== RECORDS PROVIDED

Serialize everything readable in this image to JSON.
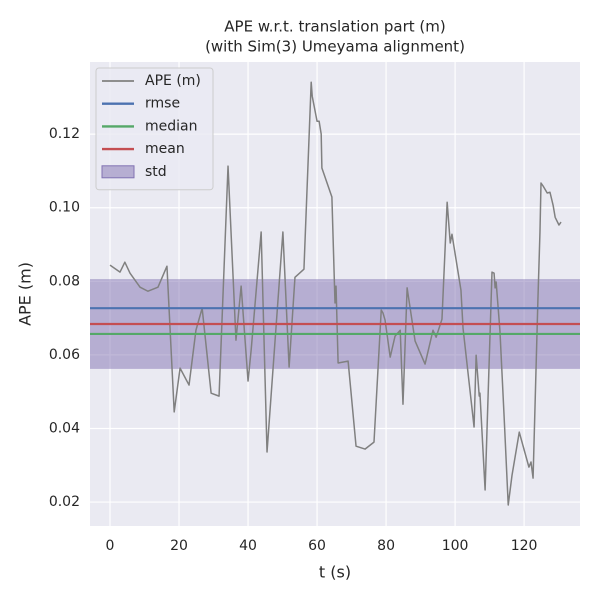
{
  "chart_data": {
    "type": "line",
    "title": [
      "APE w.r.t. translation part (m)",
      "(with Sim(3) Umeyama alignment)"
    ],
    "xlabel": "t (s)",
    "ylabel": "APE (m)",
    "xlim": [
      -5.8,
      136.2
    ],
    "ylim": [
      0.0135,
      0.1396
    ],
    "xticks": [
      0,
      20,
      40,
      60,
      80,
      100,
      120
    ],
    "yticks": [
      0.02,
      0.04,
      0.06,
      0.08,
      {
        "value": 0.1,
        "label": "0.10"
      },
      0.12
    ],
    "grid": true,
    "legend": "upper left",
    "series": [
      {
        "name": "APE (m)",
        "color": "#808080",
        "x": [
          0,
          2.9,
          4.3,
          5.8,
          8.7,
          11,
          13.9,
          16.5,
          18.6,
          20.3,
          22.9,
          24.9,
          26.7,
          29.3,
          31.6,
          34.2,
          36.5,
          38,
          40,
          40.9,
          43.8,
          45.5,
          50.1,
          51.9,
          53.6,
          56.2,
          58.3,
          58.6,
          60,
          60.6,
          61.2,
          61.4,
          64.3,
          65.2,
          65.5,
          66.1,
          69,
          71.3,
          73.9,
          76.5,
          78.6,
          79.1,
          79.7,
          81.2,
          82.6,
          84.1,
          84.9,
          86.1,
          88.4,
          91.3,
          93.6,
          94.5,
          96.2,
          97.7,
          98.6,
          99.1,
          101.7,
          102.3,
          105.5,
          106.1,
          107,
          107.2,
          108.7,
          110.7,
          111.3,
          111.6,
          111.9,
          113,
          114.2,
          115.4,
          116.5,
          118.6,
          121.4,
          122,
          122.6,
          124,
          124.6,
          124.9,
          125.5,
          126.7,
          127.5,
          128.4,
          129,
          130.1,
          130.7
        ],
        "values": [
          0.0844,
          0.0825,
          0.0852,
          0.0822,
          0.0784,
          0.0773,
          0.0784,
          0.0841,
          0.0445,
          0.0564,
          0.0518,
          0.0667,
          0.0727,
          0.0496,
          0.0488,
          0.1113,
          0.064,
          0.0787,
          0.0529,
          0.0613,
          0.0934,
          0.0336,
          0.0934,
          0.0567,
          0.0811,
          0.0833,
          0.1341,
          0.1303,
          0.1235,
          0.1235,
          0.12,
          0.1108,
          0.1029,
          0.0741,
          0.0787,
          0.0578,
          0.0583,
          0.0352,
          0.0344,
          0.0363,
          0.0722,
          0.0714,
          0.0695,
          0.0594,
          0.0651,
          0.0667,
          0.0466,
          0.0782,
          0.0638,
          0.0575,
          0.0667,
          0.0648,
          0.0697,
          0.1015,
          0.0904,
          0.0928,
          0.0776,
          0.0673,
          0.0404,
          0.0599,
          0.0488,
          0.0496,
          0.0233,
          0.0825,
          0.0822,
          0.0782,
          0.0798,
          0.0665,
          0.0434,
          0.0192,
          0.0273,
          0.039,
          0.0295,
          0.0309,
          0.0265,
          0.0749,
          0.0934,
          0.1067,
          0.1059,
          0.104,
          0.1042,
          0.1007,
          0.0974,
          0.0953,
          0.0961
        ]
      },
      {
        "name": "rmse",
        "color": "#4c72b0",
        "value": 0.0727
      },
      {
        "name": "median",
        "color": "#55a868",
        "value": 0.0657
      },
      {
        "name": "mean",
        "color": "#c44e52",
        "value": 0.0684
      },
      {
        "name": "std",
        "color": "#8172b2",
        "value": 0.0122
      }
    ]
  }
}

====

§ BRIEF
Images in the data above are to be skipped. Retype all other material exactly.

§ EXERCISE RESULT
Serialize everything readable in this image to JSON.
{
  "chart_data": {
    "type": "line",
    "title": [
      "APE w.r.t. translation part (m)",
      "(with Sim(3) Umeyama alignment)"
    ],
    "xlabel": "t (s)",
    "ylabel": "APE (m)",
    "xlim": [
      -5.8,
      136.2
    ],
    "ylim": [
      0.0135,
      0.1396
    ],
    "xticks": [
      0,
      20,
      40,
      60,
      80,
      100,
      120
    ],
    "yticks": [
      0.02,
      0.04,
      0.06,
      0.08,
      {
        "value": 0.1,
        "label": "0.10"
      },
      0.12
    ],
    "grid": true,
    "legend": "upper left",
    "series": [
      {
        "name": "APE (m)",
        "color": "#808080",
        "x": [
          0,
          2.9,
          4.3,
          5.8,
          8.7,
          11,
          13.9,
          16.5,
          18.6,
          20.3,
          22.9,
          24.9,
          26.7,
          29.3,
          31.6,
          34.2,
          36.5,
          38,
          40,
          40.9,
          43.8,
          45.5,
          50.1,
          51.9,
          53.6,
          56.2,
          58.3,
          58.6,
          60,
          60.6,
          61.2,
          61.4,
          64.3,
          65.2,
          65.5,
          66.1,
          69,
          71.3,
          73.9,
          76.5,
          78.6,
          79.1,
          79.7,
          81.2,
          82.6,
          84.1,
          84.9,
          86.1,
          88.4,
          91.3,
          93.6,
          94.5,
          96.2,
          97.7,
          98.6,
          99.1,
          101.7,
          102.3,
          105.5,
          106.1,
          107,
          107.2,
          108.7,
          110.7,
          111.3,
          111.6,
          111.9,
          113,
          114.2,
          115.4,
          116.5,
          118.6,
          121.4,
          122,
          122.6,
          124,
          124.6,
          124.9,
          125.5,
          126.7,
          127.5,
          128.4,
          129,
          130.1,
          130.7
        ],
        "values": [
          0.0844,
          0.0825,
          0.0852,
          0.0822,
          0.0784,
          0.0773,
          0.0784,
          0.0841,
          0.0445,
          0.0564,
          0.0518,
          0.0667,
          0.0727,
          0.0496,
          0.0488,
          0.1113,
          0.064,
          0.0787,
          0.0529,
          0.0613,
          0.0934,
          0.0336,
          0.0934,
          0.0567,
          0.0811,
          0.0833,
          0.1341,
          0.1303,
          0.1235,
          0.1235,
          0.12,
          0.1108,
          0.1029,
          0.0741,
          0.0787,
          0.0578,
          0.0583,
          0.0352,
          0.0344,
          0.0363,
          0.0722,
          0.0714,
          0.0695,
          0.0594,
          0.0651,
          0.0667,
          0.0466,
          0.0782,
          0.0638,
          0.0575,
          0.0667,
          0.0648,
          0.0697,
          0.1015,
          0.0904,
          0.0928,
          0.0776,
          0.0673,
          0.0404,
          0.0599,
          0.0488,
          0.0496,
          0.0233,
          0.0825,
          0.0822,
          0.0782,
          0.0798,
          0.0665,
          0.0434,
          0.0192,
          0.0273,
          0.039,
          0.0295,
          0.0309,
          0.0265,
          0.0749,
          0.0934,
          0.1067,
          0.1059,
          0.104,
          0.1042,
          0.1007,
          0.0974,
          0.0953,
          0.0961
        ]
      },
      {
        "name": "rmse",
        "color": "#4c72b0",
        "value": 0.0727
      },
      {
        "name": "median",
        "color": "#55a868",
        "value": 0.0657
      },
      {
        "name": "mean",
        "color": "#c44e52",
        "value": 0.0684
      },
      {
        "name": "std",
        "color": "#8172b2",
        "value": 0.0122
      }
    ]
  }
}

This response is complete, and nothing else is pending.